## Written exercise
For this exercise, repeat all of the material verbatim apart from its images.

## Supplied data
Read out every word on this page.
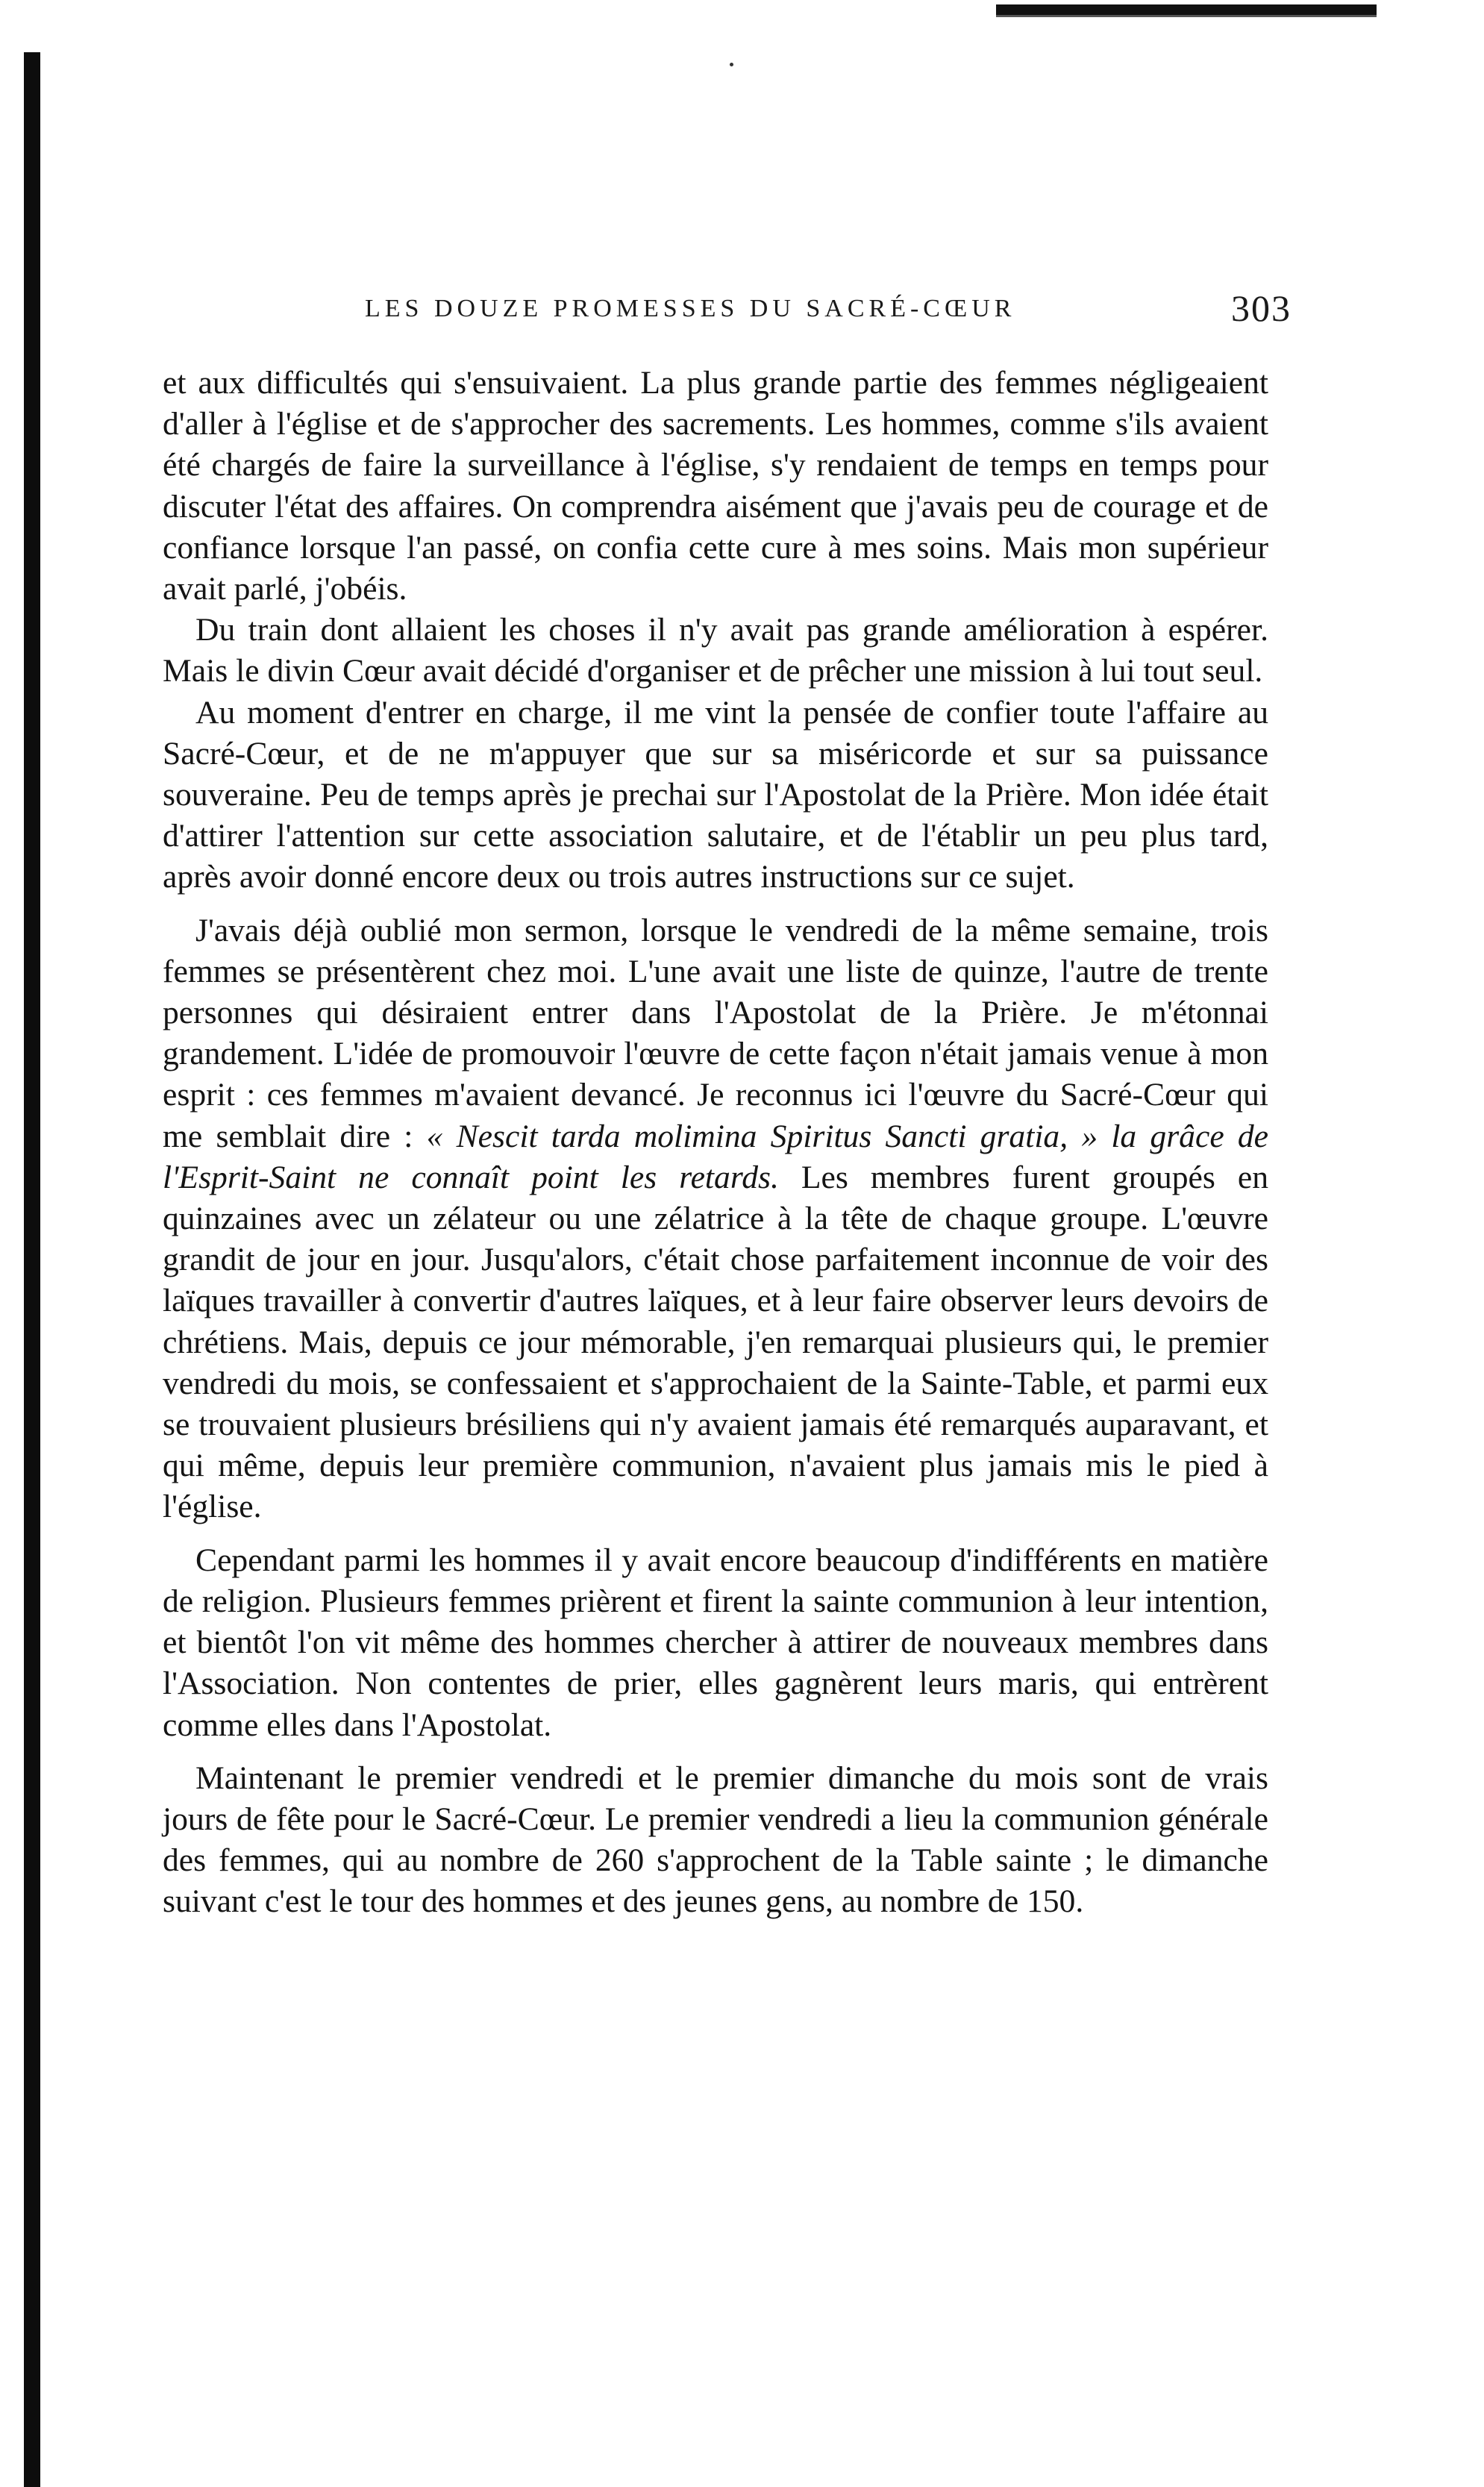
LES DOUZE PROMESSES DU SACRÉ-CŒUR	303

et aux difficultés qui s'ensuivaient. La plus grande partie des femmes négligeaient d'aller à l'église et de s'approcher des sacrements. Les hommes, comme s'ils avaient été chargés de faire la surveillance à l'église, s'y rendaient de temps en temps pour discuter l'état des affaires. On comprendra aisément que j'avais peu de courage et de confiance lorsque l'an passé, on confia cette cure à mes soins. Mais mon supérieur avait parlé, j'obéis.

Du train dont allaient les choses il n'y avait pas grande amélioration à espérer. Mais le divin Cœur avait décidé d'organiser et de prêcher une mission à lui tout seul.

Au moment d'entrer en charge, il me vint la pensée de confier toute l'affaire au Sacré-Cœur, et de ne m'appuyer que sur sa miséricorde et sur sa puissance souveraine. Peu de temps après je prechai sur l'Apostolat de la Prière. Mon idée était d'attirer l'attention sur cette association salutaire, et de l'établir un peu plus tard, après avoir donné encore deux ou trois autres instructions sur ce sujet.

J'avais déjà oublié mon sermon, lorsque le vendredi de la même semaine, trois femmes se présentèrent chez moi. L'une avait une liste de quinze, l'autre de trente personnes qui désiraient entrer dans l'Apostolat de la Prière. Je m'étonnai grandement. L'idée de promouvoir l'œuvre de cette façon n'était jamais venue à mon esprit : ces femmes m'avaient devancé. Je reconnus ici l'œuvre du Sacré-Cœur qui me semblait dire : « Nescit tarda molimina Spiritus Sancti gratia, » la grâce de l'Esprit-Saint ne connaît point les retards. Les membres furent groupés en quinzaines avec un zélateur ou une zélatrice à la tête de chaque groupe. L'œuvre grandit de jour en jour. Jusqu'alors, c'était chose parfaitement inconnue de voir des laïques travailler à convertir d'autres laïques, et à leur faire observer leurs devoirs de chrétiens. Mais, depuis ce jour mémorable, j'en remarquai plusieurs qui, le premier vendredi du mois, se confessaient et s'approchaient de la Sainte-Table, et parmi eux se trouvaient plusieurs brésiliens qui n'y avaient jamais été remarqués auparavant, et qui même, depuis leur première communion, n'avaient plus jamais mis le pied à l'église.

Cependant parmi les hommes il y avait encore beaucoup d'indifférents en matière de religion. Plusieurs femmes prièrent et firent la sainte communion à leur intention, et bientôt l'on vit même des hommes chercher à attirer de nouveaux membres dans l'Association. Non contentes de prier, elles gagnèrent leurs maris, qui entrèrent comme elles dans l'Apostolat.

Maintenant le premier vendredi et le premier dimanche du mois sont de vrais jours de fête pour le Sacré-Cœur. Le premier vendredi a lieu la communion générale des femmes, qui au nombre de 260 s'approchent de la Table sainte ; le dimanche suivant c'est le tour des hommes et des jeunes gens, au nombre de 150.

## Final answer
Read out every word on this page.
LES DOUZE PROMESSES DU SACRÉ-CŒUR	303

et aux difficultés qui s'ensuivaient. La plus grande partie des femmes négligeaient d'aller à l'église et de s'approcher des sacrements. Les hommes, comme s'ils avaient été chargés de faire la surveillance à l'église, s'y rendaient de temps en temps pour discuter l'état des affaires. On comprendra aisément que j'avais peu de courage et de confiance lorsque l'an passé, on confia cette cure à mes soins. Mais mon supérieur avait parlé, j'obéis.

Du train dont allaient les choses il n'y avait pas grande amélioration à espérer. Mais le divin Cœur avait décidé d'organiser et de prêcher une mission à lui tout seul.

Au moment d'entrer en charge, il me vint la pensée de confier toute l'affaire au Sacré-Cœur, et de ne m'appuyer que sur sa miséricorde et sur sa puissance souveraine. Peu de temps après je prechai sur l'Apostolat de la Prière. Mon idée était d'attirer l'attention sur cette association salutaire, et de l'établir un peu plus tard, après avoir donné encore deux ou trois autres instructions sur ce sujet.

J'avais déjà oublié mon sermon, lorsque le vendredi de la même semaine, trois femmes se présentèrent chez moi. L'une avait une liste de quinze, l'autre de trente personnes qui désiraient entrer dans l'Apostolat de la Prière. Je m'étonnai grandement. L'idée de promouvoir l'œuvre de cette façon n'était jamais venue à mon esprit : ces femmes m'avaient devancé. Je reconnus ici l'œuvre du Sacré-Cœur qui me semblait dire : « Nescit tarda molimina Spiritus Sancti gratia, » la grâce de l'Esprit-Saint ne connaît point les retards. Les membres furent groupés en quinzaines avec un zélateur ou une zélatrice à la tête de chaque groupe. L'œuvre grandit de jour en jour. Jusqu'alors, c'était chose parfaitement inconnue de voir des laïques travailler à convertir d'autres laïques, et à leur faire observer leurs devoirs de chrétiens. Mais, depuis ce jour mémorable, j'en remarquai plusieurs qui, le premier vendredi du mois, se confessaient et s'approchaient de la Sainte-Table, et parmi eux se trouvaient plusieurs brésiliens qui n'y avaient jamais été remarqués auparavant, et qui même, depuis leur première communion, n'avaient plus jamais mis le pied à l'église.

Cependant parmi les hommes il y avait encore beaucoup d'indifférents en matière de religion. Plusieurs femmes prièrent et firent la sainte communion à leur intention, et bientôt l'on vit même des hommes chercher à attirer de nouveaux membres dans l'Association. Non contentes de prier, elles gagnèrent leurs maris, qui entrèrent comme elles dans l'Apostolat.

Maintenant le premier vendredi et le premier dimanche du mois sont de vrais jours de fête pour le Sacré-Cœur. Le premier vendredi a lieu la communion générale des femmes, qui au nombre de 260 s'approchent de la Table sainte ; le dimanche suivant c'est le tour des hommes et des jeunes gens, au nombre de 150.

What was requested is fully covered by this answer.